§ **Work to do**
Below are some records. Copy every line in them that holds "nhiệm".
----------
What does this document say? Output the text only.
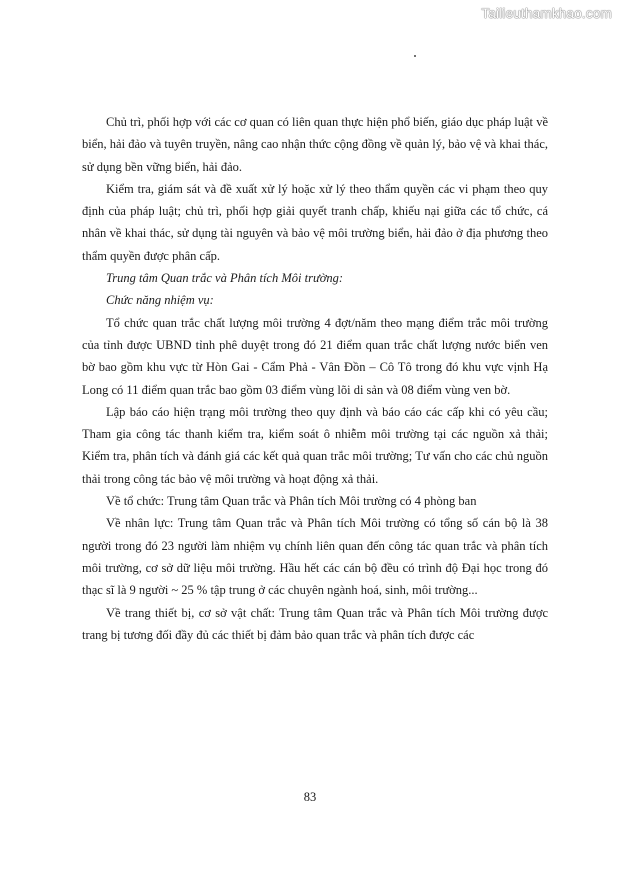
Tailieuthamkhao.com

Chủ trì, phối hợp với các cơ quan có liên quan thực hiện phổ biến, giáo dục pháp luật về biển, hải đảo và tuyên truyền, nâng cao nhận thức cộng đồng về quản lý, bảo vệ và khai thác, sử dụng bền vững biển, hải đảo.

Kiểm tra, giám sát và đề xuất xử lý hoặc xử lý theo thẩm quyền các vi phạm theo quy định của pháp luật; chủ trì, phối hợp giải quyết tranh chấp, khiếu nại giữa các tổ chức, cá nhân về khai thác, sử dụng tài nguyên và bảo vệ môi trường biển, hải đảo ở địa phương theo thẩm quyền được phân cấp.

Trung tâm Quan trắc và Phân tích Môi trường:

Chức năng nhiệm vụ:

Tổ chức quan trắc chất lượng môi trường 4 đợt/năm theo mạng điểm trắc môi trường của tỉnh được UBND tỉnh phê duyệt trong đó 21 điểm quan trắc chất lượng nước biển ven bờ bao gồm khu vực từ Hòn Gai - Cẩm Phả - Vân Đồn – Cô Tô trong đó khu vực vịnh Hạ Long có 11 điểm quan trắc bao gồm 03 điểm vùng lõi di sản và 08 điểm vùng ven bờ.

Lập báo cáo hiện trạng môi trường theo quy định và báo cáo các cấp khi có yêu cầu; Tham gia công tác thanh kiểm tra, kiểm soát ô nhiễm môi trường tại các nguồn xả thải; Kiểm tra, phân tích và đánh giá các kết quả quan trắc môi trường; Tư vấn cho các chủ nguồn thải trong công tác bảo vệ môi trường và hoạt động xả thải.

Về tổ chức: Trung tâm Quan trắc và Phân tích Môi trường có 4 phòng ban

Về nhân lực: Trung tâm Quan trắc và Phân tích Môi trường có tổng số cán bộ là 38 người trong đó 23 người làm nhiệm vụ chính liên quan đến công tác quan trắc và phân tích môi trường, cơ sở dữ liệu môi trường. Hầu hết các cán bộ đều có trình độ Đại học trong đó thạc sĩ là 9 người ~ 25 % tập trung ở các chuyên ngành hoá, sinh, môi trường...

Về trang thiết bị, cơ sở vật chất: Trung tâm Quan trắc và Phân tích Môi trường được trang bị tương đối đầy đủ các thiết bị đảm bảo quan trắc và phân tích được các

83
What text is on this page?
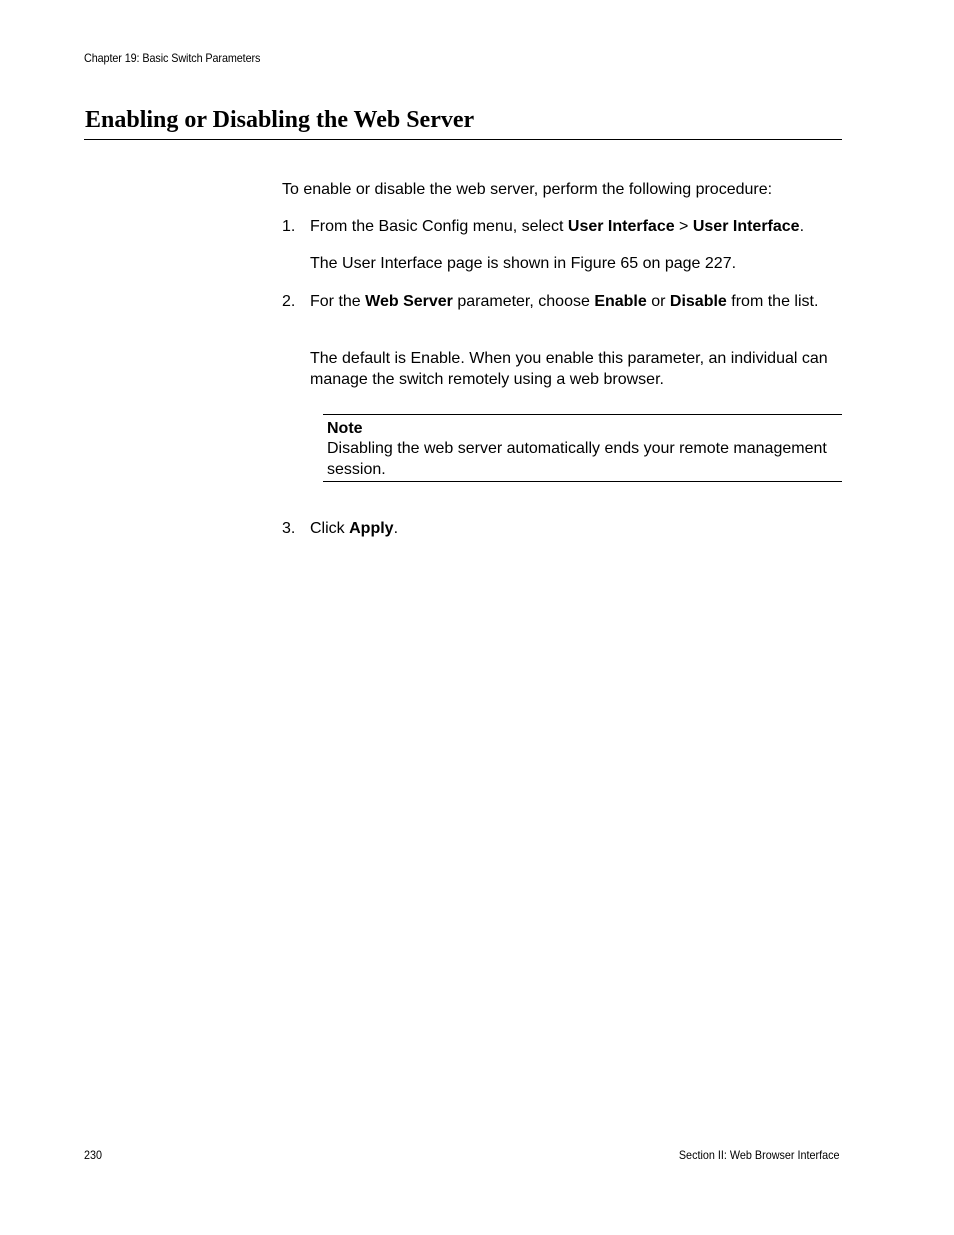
Chapter 19: Basic Switch Parameters
Enabling or Disabling the Web Server
To enable or disable the web server, perform the following procedure:
1. From the Basic Config menu, select User Interface > User Interface.
The User Interface page is shown in Figure 65 on page 227.
2. For the Web Server parameter, choose Enable or Disable from the list.
The default is Enable. When you enable this parameter, an individual can manage the switch remotely using a web browser.
Note
Disabling the web server automatically ends your remote management session.
3. Click Apply.
230	Section II: Web Browser Interface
----------
§ **Solution**
Chức năng nhiệm vụ:
Về nhân lực: Trung tâm Quan trắc và Phân tích Môi trường có tổng số cán bộ là 38 người trong đó 23 người làm nhiệm vụ chính liên quan đến công tác quan trắc và phân tích môi trường, cơ sở dữ liệu môi trường. Hầu hết các cán bộ đều có trình độ Đại học trong đó thạc sĩ là 9 người ~ 25 % tập trung ở các chuyên ngành hoá, sinh, môi trường...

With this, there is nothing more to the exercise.